— Start —

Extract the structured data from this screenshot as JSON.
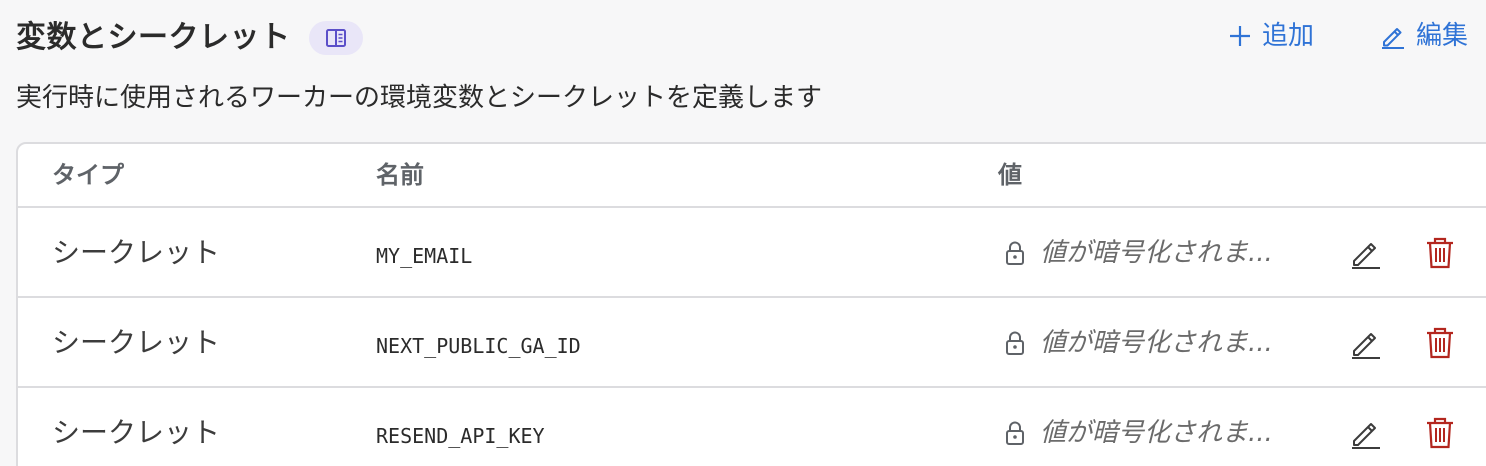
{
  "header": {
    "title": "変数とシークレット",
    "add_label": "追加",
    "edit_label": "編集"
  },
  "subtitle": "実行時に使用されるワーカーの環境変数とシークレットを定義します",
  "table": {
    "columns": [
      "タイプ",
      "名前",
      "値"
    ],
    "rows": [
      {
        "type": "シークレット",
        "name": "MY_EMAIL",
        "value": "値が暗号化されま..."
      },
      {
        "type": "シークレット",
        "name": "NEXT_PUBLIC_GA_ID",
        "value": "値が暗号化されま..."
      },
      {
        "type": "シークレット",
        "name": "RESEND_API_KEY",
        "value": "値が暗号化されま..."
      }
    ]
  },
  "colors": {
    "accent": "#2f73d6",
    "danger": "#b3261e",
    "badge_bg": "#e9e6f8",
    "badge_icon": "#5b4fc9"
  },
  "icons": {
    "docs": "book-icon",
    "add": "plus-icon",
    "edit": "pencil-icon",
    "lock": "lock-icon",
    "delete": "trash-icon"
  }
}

— End —
— Start —

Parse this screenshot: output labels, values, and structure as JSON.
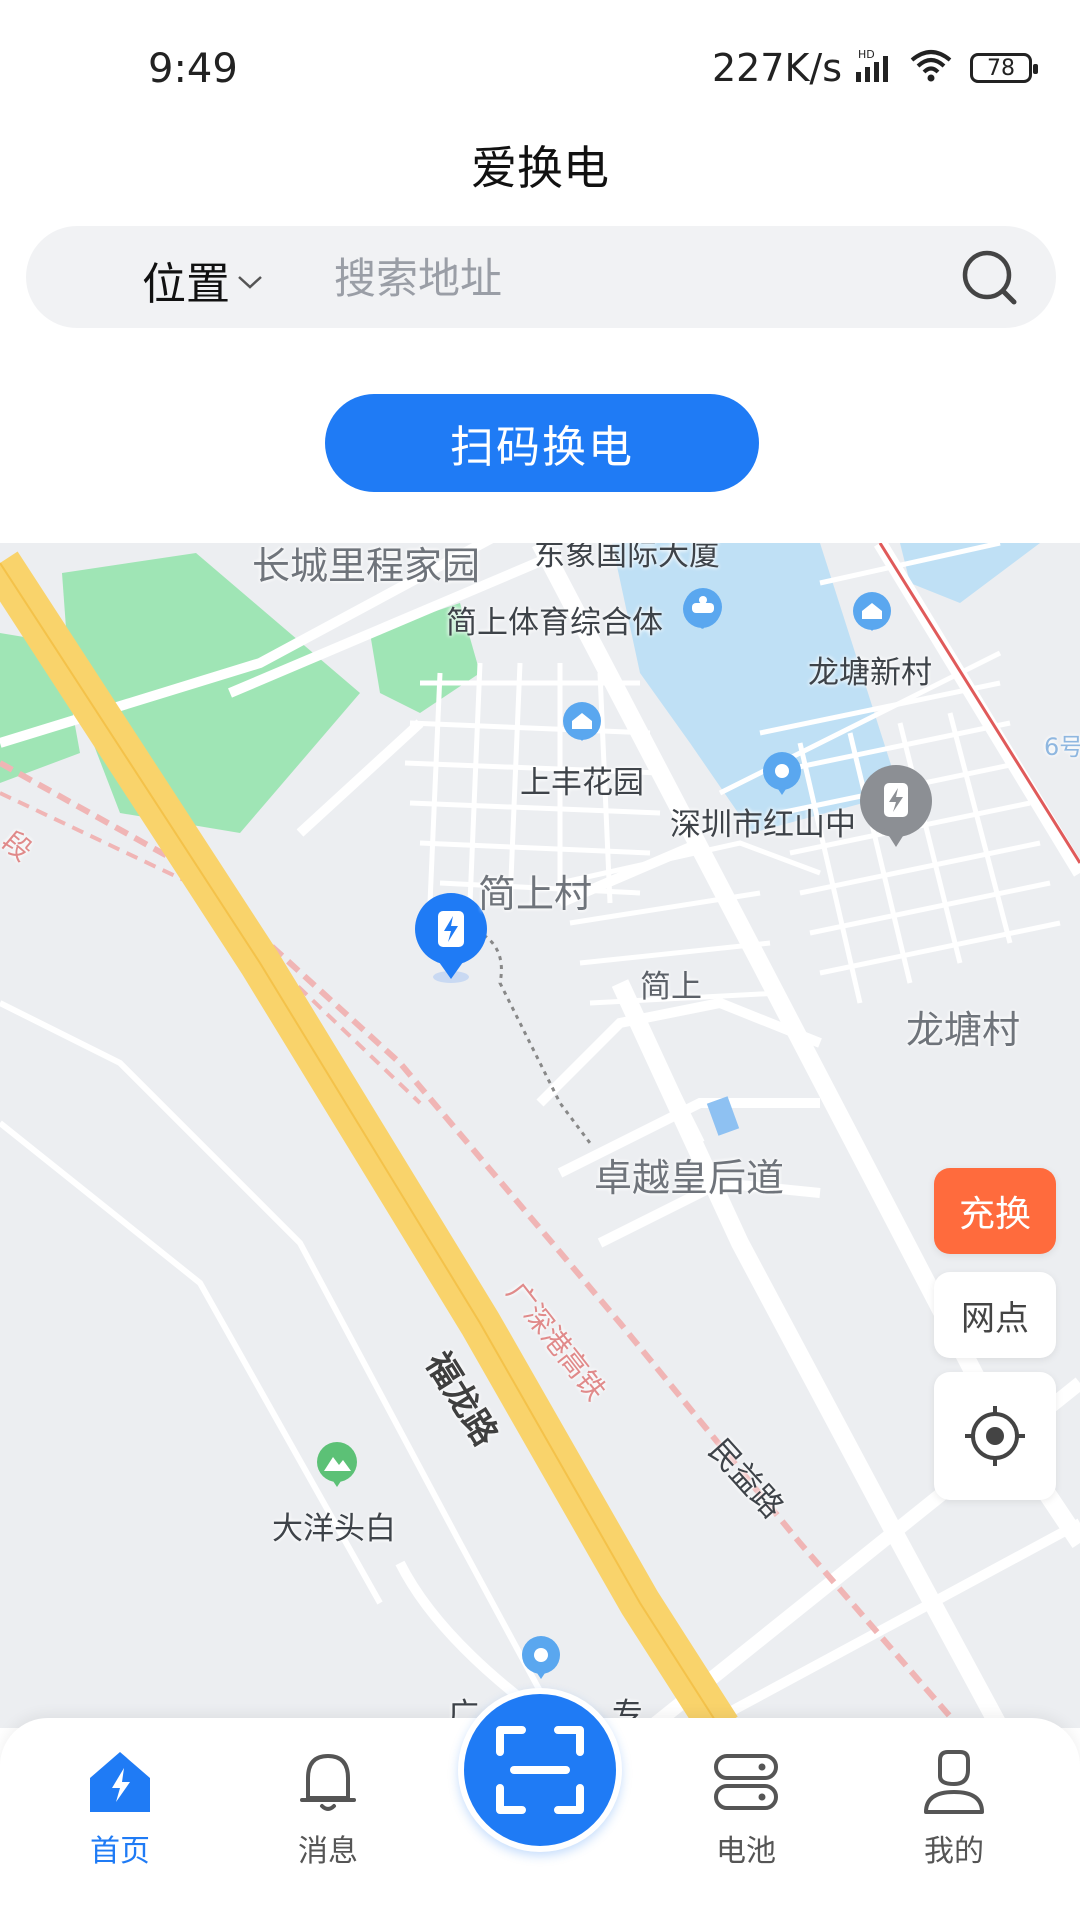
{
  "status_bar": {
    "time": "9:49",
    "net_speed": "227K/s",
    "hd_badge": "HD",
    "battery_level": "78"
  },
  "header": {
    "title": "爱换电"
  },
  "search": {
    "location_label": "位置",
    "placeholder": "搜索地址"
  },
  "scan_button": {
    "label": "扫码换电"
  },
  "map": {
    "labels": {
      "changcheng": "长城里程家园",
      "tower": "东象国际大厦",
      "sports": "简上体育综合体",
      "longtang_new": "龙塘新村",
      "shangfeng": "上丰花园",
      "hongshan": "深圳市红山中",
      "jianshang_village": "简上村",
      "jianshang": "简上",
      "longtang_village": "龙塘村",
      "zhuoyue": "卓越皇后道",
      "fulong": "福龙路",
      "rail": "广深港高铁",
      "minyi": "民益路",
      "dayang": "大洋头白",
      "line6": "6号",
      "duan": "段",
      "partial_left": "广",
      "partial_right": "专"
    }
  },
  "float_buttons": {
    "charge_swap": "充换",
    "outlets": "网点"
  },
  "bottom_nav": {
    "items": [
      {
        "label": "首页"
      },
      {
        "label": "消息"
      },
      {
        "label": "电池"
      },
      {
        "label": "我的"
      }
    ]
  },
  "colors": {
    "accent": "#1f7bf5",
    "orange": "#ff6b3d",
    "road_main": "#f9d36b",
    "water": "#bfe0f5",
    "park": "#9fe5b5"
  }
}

— End —
— Start —

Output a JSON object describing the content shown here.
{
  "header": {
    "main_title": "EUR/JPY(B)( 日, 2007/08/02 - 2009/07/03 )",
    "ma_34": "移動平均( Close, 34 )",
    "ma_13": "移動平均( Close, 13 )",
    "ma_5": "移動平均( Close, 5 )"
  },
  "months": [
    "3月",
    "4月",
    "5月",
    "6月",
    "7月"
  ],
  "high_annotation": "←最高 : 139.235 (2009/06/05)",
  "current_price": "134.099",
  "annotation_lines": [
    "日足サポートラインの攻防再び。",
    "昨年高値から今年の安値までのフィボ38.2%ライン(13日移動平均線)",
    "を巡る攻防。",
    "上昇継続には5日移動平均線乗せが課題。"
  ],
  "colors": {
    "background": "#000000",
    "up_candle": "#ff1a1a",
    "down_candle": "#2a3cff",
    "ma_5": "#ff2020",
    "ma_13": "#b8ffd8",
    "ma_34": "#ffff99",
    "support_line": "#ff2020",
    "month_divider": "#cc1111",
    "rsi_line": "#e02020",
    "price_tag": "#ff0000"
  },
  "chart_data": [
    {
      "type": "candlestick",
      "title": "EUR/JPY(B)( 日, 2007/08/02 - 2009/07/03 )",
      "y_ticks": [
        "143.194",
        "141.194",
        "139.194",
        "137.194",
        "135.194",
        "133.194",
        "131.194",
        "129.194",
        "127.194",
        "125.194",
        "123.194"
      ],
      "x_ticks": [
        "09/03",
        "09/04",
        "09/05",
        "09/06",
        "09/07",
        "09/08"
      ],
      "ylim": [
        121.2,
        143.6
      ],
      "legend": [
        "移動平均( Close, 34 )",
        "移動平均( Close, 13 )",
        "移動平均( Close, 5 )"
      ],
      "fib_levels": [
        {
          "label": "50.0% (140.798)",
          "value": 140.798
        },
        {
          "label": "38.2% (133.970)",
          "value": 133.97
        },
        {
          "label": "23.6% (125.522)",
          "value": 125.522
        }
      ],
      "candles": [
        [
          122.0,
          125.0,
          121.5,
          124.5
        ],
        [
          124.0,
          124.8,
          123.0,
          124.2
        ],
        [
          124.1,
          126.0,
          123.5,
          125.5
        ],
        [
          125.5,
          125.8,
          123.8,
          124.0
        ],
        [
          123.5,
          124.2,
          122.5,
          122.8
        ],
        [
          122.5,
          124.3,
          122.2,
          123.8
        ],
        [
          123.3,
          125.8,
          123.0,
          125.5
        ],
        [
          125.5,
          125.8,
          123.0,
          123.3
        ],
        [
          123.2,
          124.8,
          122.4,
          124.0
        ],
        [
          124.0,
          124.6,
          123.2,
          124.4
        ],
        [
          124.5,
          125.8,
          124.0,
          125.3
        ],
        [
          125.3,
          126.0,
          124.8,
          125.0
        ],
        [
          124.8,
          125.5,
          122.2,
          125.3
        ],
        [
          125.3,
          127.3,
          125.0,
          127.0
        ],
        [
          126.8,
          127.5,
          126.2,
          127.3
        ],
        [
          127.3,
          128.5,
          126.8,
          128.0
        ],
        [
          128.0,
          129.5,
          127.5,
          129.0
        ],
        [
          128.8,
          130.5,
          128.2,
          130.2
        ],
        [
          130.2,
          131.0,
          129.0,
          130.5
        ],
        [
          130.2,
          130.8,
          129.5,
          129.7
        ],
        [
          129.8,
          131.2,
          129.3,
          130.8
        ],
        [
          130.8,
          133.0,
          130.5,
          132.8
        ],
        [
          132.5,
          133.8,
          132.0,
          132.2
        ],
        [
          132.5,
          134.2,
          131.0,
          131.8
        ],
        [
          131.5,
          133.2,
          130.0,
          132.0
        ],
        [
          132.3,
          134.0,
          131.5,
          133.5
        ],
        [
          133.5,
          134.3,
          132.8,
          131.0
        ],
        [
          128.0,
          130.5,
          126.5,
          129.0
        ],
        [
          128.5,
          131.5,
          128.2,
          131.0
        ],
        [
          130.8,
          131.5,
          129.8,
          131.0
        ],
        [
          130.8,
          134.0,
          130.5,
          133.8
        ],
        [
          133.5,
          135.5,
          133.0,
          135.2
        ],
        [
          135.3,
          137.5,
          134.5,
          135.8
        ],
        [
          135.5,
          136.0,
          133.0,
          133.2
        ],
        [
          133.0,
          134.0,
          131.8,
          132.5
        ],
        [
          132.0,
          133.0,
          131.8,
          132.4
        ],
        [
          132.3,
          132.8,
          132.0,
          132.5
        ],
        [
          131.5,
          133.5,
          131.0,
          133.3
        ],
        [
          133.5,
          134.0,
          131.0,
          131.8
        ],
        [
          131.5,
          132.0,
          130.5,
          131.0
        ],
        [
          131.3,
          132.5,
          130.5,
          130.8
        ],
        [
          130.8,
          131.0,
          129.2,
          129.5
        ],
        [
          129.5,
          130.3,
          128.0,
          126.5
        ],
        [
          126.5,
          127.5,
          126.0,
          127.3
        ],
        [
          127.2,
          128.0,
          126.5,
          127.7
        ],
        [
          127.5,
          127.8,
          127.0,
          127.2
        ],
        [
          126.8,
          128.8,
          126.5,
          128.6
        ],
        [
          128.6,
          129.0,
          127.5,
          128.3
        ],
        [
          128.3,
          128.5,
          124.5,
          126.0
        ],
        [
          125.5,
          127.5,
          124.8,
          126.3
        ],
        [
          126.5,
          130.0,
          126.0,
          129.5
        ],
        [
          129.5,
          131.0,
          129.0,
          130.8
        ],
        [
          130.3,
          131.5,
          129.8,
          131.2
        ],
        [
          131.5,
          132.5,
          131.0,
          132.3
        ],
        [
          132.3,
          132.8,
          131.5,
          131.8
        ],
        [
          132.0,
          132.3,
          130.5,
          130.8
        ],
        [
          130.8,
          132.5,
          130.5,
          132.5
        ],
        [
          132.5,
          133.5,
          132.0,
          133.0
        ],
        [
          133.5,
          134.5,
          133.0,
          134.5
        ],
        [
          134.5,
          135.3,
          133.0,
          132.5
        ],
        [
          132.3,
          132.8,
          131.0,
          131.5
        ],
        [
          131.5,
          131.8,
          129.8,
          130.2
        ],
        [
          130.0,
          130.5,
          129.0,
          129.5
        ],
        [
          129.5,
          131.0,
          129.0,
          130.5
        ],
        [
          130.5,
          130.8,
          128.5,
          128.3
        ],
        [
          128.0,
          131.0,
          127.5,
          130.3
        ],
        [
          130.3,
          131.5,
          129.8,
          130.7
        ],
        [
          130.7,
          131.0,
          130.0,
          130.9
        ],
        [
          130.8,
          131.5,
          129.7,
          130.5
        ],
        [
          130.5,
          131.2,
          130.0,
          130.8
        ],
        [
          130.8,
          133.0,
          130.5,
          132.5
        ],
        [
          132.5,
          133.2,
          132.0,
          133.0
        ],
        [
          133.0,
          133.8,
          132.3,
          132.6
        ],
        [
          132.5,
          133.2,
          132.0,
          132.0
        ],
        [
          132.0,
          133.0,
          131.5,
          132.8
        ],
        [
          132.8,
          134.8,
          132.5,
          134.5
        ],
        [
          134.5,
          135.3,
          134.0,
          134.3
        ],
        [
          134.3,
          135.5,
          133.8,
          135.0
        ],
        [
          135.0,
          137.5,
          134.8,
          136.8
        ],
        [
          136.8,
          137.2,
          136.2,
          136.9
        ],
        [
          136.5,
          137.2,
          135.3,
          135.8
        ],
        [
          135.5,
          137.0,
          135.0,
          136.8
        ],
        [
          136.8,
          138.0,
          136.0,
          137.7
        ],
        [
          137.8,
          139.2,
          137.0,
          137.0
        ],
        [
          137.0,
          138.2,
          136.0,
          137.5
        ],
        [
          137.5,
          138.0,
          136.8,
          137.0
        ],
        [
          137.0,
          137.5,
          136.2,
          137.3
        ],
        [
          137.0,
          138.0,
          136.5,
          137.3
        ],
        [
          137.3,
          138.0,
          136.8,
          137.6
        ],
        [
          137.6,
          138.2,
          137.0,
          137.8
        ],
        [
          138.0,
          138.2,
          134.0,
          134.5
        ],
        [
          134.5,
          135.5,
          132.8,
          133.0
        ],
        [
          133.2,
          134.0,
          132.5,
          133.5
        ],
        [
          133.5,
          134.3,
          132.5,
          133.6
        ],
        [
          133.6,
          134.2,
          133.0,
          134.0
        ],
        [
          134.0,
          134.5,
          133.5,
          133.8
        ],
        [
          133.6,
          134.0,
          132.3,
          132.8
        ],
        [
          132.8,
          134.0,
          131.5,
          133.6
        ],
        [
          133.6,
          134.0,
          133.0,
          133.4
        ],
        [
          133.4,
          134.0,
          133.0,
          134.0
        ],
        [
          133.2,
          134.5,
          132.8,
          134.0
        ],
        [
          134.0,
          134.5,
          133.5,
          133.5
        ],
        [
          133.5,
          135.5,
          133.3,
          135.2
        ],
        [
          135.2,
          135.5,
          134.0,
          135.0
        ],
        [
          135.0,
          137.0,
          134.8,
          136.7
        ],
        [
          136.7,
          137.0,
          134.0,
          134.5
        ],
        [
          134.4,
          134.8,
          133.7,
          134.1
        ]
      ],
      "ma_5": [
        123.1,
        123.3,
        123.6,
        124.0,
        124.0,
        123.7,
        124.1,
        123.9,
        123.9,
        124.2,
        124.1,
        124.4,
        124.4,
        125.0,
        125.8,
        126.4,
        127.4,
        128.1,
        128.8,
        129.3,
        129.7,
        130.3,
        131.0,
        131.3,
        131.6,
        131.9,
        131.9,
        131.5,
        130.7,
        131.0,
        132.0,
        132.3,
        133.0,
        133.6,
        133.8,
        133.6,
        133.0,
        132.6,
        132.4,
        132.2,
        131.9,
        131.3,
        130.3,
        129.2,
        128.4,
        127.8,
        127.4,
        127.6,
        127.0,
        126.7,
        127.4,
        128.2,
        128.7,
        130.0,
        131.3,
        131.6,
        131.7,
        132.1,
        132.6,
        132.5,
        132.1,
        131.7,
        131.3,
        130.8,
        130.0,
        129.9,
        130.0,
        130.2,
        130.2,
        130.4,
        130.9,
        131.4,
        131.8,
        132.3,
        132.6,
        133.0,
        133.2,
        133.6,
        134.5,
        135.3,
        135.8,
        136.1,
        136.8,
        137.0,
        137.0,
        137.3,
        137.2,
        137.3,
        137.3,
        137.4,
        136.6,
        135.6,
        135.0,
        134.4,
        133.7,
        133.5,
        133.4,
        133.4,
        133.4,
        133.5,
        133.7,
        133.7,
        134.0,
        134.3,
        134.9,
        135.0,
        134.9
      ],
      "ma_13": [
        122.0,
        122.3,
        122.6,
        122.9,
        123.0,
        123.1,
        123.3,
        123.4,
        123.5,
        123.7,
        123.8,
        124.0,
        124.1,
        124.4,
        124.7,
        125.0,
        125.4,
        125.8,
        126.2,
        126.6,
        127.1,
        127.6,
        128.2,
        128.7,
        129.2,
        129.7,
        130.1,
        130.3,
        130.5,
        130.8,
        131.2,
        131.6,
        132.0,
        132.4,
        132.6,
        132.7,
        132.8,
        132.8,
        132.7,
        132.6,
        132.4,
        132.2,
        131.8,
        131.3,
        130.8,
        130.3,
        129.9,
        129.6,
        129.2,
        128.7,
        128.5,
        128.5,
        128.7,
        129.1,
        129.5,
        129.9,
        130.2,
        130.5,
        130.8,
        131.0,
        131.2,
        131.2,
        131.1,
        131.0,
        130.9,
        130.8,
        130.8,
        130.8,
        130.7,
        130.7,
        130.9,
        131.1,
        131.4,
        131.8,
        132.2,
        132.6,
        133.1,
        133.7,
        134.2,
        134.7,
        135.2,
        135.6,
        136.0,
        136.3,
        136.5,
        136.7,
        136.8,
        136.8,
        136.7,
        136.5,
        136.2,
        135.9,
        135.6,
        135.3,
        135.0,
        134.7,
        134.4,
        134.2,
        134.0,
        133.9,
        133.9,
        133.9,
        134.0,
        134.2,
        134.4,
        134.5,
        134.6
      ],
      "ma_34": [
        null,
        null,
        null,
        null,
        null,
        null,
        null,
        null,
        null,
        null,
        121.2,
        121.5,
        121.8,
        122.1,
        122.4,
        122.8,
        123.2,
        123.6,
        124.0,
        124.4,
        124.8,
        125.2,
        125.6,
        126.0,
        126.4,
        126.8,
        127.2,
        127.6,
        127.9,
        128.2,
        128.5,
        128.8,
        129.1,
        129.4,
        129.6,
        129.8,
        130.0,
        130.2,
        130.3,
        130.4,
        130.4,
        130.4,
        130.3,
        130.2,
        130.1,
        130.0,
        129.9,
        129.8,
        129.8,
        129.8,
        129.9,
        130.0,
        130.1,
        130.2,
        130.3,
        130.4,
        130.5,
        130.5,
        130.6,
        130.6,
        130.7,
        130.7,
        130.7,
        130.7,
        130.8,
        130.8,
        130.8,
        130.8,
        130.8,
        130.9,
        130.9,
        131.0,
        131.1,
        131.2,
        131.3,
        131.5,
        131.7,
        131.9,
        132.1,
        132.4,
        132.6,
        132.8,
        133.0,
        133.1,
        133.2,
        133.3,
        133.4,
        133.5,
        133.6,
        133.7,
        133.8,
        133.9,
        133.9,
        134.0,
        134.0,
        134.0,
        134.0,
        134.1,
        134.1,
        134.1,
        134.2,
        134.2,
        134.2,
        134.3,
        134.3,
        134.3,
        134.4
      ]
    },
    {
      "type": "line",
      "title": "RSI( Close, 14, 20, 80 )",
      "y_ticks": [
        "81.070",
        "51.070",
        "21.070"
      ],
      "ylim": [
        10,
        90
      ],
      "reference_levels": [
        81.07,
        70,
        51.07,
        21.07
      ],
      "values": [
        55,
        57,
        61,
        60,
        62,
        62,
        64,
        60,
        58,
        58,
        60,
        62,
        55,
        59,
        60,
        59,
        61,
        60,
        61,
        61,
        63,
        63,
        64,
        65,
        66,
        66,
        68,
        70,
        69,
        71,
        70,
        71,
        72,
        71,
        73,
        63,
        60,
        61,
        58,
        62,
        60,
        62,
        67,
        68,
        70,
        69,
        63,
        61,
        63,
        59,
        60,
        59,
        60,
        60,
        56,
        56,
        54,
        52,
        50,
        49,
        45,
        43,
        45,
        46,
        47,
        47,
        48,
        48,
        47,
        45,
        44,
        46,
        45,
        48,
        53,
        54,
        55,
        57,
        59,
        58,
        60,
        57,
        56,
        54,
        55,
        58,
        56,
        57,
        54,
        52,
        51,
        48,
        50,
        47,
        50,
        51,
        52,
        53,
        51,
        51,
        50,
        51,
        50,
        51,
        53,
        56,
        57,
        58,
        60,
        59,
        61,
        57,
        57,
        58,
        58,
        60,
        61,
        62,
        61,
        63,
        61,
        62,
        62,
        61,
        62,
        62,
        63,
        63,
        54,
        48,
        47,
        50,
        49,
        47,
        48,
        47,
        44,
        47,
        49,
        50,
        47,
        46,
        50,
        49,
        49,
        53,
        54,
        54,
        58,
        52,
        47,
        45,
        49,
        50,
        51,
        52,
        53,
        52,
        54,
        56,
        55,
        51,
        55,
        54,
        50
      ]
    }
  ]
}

— End —

Gather from the entries above all lines that include the string "this".

▶ Written answer:
Extract the structured data from this screenshot as JSON.
Parse this screenshot: output labels, values, and structure as JSON.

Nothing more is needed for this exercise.